[Extracted data entries]
* * * * * * * * *
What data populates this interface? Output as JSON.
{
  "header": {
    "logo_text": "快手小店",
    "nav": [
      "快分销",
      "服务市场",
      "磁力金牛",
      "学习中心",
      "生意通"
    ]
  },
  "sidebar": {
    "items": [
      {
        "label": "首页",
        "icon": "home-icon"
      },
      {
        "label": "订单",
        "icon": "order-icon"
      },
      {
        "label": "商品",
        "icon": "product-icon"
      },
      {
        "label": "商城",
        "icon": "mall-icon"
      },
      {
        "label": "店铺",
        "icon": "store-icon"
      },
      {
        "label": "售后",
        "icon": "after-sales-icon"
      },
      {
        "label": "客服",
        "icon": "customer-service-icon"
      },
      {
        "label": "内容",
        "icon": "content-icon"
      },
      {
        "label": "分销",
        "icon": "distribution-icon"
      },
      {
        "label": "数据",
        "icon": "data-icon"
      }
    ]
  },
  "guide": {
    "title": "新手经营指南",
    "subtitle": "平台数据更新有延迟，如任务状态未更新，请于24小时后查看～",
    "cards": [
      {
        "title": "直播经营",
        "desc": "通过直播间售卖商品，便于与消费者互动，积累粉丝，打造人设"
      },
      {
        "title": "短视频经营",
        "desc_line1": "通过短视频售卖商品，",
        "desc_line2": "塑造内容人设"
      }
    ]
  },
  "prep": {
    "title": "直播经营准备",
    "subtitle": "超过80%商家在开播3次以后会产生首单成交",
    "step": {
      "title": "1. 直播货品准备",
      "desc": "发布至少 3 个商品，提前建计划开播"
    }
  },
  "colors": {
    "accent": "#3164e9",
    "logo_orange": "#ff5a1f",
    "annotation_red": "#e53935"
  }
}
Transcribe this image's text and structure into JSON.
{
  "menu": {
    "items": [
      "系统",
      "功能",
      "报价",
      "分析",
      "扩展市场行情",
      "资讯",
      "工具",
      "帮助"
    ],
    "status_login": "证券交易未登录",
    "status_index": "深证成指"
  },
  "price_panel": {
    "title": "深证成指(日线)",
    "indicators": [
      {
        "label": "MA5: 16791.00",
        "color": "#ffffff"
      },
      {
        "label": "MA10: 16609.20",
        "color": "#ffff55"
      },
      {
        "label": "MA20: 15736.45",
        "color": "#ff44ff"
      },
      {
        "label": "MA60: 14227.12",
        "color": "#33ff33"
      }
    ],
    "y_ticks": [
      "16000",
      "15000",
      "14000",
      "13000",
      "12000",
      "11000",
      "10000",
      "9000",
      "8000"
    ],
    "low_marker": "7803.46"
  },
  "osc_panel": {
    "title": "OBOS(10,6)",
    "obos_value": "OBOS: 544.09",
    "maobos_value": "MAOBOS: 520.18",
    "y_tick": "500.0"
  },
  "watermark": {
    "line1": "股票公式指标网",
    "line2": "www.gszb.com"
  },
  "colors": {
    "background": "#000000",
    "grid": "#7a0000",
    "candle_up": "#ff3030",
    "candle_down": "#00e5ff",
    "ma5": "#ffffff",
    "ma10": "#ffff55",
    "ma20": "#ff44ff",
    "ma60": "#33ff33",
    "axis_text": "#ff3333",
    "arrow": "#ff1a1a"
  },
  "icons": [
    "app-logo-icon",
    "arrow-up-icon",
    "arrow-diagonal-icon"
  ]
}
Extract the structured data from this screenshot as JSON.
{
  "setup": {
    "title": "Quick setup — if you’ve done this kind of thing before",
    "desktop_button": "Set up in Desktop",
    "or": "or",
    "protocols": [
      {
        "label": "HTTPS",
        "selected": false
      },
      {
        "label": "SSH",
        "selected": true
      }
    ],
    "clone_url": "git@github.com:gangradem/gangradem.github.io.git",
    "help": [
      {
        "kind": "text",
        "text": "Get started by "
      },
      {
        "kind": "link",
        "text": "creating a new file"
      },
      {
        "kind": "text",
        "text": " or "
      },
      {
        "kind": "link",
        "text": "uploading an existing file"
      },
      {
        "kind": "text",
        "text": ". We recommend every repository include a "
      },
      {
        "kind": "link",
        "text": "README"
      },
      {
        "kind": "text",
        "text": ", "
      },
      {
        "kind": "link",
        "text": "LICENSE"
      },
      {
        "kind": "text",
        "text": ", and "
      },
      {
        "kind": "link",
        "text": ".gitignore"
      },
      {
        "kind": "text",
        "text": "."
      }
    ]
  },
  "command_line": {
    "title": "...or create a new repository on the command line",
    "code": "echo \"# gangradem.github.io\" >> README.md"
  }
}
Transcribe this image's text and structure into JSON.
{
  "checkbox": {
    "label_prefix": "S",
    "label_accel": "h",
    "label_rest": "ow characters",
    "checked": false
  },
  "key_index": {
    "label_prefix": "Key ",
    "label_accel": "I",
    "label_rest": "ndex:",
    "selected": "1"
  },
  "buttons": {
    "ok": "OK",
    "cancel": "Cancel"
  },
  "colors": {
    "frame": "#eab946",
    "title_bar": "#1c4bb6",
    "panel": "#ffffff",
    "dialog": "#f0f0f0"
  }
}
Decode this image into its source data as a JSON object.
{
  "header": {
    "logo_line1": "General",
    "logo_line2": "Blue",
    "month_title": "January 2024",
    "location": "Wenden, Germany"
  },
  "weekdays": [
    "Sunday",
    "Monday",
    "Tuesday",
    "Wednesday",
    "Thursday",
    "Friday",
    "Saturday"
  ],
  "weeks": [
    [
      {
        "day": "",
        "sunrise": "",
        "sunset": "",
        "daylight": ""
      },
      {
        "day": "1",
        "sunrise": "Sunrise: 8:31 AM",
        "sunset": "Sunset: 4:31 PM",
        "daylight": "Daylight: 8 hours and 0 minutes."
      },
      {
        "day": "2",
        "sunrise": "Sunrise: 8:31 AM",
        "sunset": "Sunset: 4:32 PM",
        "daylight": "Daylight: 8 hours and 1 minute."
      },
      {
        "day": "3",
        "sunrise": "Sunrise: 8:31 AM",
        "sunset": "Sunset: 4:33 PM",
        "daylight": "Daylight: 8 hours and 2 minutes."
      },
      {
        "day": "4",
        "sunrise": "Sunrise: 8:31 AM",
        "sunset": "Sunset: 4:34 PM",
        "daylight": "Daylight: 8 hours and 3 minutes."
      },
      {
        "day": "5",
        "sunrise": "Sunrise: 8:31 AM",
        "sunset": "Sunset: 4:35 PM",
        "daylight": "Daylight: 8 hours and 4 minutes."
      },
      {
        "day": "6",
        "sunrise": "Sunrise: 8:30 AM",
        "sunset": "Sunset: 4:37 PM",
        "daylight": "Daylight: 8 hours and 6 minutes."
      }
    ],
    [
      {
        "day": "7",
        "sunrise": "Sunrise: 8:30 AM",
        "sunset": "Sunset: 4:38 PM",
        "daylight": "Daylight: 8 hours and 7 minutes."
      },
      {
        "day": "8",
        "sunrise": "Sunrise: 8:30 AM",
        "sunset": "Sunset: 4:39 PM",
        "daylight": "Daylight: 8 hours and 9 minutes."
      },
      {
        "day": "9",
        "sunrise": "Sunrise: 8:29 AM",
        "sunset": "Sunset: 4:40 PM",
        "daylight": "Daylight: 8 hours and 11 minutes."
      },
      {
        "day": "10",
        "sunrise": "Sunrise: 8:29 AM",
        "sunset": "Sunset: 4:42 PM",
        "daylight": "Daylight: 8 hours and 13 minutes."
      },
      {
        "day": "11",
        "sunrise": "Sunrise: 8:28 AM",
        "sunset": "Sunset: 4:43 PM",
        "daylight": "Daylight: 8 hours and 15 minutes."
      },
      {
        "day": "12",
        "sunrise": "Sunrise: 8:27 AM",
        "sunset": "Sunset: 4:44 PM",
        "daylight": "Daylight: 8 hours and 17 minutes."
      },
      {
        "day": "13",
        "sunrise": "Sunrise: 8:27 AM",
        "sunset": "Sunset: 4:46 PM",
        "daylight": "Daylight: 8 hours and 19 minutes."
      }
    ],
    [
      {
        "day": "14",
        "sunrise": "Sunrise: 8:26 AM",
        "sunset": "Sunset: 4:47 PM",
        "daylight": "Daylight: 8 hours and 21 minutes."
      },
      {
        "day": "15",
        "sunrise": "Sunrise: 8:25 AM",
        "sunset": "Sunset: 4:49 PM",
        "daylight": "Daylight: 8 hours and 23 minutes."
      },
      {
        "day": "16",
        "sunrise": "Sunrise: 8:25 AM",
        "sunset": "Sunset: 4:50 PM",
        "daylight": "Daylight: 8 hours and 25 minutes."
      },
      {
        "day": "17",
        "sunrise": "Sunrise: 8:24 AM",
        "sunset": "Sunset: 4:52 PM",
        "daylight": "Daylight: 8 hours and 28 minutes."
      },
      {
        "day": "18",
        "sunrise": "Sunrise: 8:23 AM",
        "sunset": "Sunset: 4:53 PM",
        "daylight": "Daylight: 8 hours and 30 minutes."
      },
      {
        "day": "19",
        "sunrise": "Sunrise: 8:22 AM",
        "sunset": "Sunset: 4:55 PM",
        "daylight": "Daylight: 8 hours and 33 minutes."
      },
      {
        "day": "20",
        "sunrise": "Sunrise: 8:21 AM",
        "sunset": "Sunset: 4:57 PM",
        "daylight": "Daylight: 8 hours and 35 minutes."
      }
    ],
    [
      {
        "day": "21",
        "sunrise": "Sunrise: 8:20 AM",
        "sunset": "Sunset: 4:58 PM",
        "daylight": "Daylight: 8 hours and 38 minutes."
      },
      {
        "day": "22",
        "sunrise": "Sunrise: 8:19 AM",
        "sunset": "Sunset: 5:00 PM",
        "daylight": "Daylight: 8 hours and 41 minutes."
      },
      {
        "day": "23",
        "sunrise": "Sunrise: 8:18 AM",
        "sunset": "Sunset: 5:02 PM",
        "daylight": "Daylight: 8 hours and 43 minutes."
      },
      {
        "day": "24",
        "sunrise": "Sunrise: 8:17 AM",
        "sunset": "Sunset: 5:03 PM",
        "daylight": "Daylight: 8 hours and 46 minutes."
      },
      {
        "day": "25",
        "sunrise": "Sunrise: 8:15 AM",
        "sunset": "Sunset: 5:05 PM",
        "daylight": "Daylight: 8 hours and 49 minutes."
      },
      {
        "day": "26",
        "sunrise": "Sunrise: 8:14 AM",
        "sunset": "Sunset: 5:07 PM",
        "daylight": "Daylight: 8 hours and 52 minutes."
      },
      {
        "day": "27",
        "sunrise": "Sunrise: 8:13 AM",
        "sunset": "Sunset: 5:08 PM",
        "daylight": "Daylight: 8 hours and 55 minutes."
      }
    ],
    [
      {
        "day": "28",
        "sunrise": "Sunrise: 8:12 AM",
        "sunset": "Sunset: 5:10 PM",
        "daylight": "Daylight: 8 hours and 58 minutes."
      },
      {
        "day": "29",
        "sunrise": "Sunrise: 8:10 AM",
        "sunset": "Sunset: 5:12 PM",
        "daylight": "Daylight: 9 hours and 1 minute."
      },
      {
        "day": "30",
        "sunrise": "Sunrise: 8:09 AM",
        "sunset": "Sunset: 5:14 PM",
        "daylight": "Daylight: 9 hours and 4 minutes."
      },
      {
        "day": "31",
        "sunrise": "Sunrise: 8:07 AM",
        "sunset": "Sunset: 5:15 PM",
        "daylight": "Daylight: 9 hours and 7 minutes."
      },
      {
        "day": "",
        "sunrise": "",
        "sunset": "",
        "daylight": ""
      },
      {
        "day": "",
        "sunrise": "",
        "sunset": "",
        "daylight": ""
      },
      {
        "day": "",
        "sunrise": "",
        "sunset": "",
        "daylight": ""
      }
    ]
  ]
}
* * * * * * * * *
**PROBLEM REQUIREMENTS:** For the listing above, identify each line bearing "file".

**COMPLETED TASK:**
        "text": "creating a new file"
        "text": "uploading an existing file"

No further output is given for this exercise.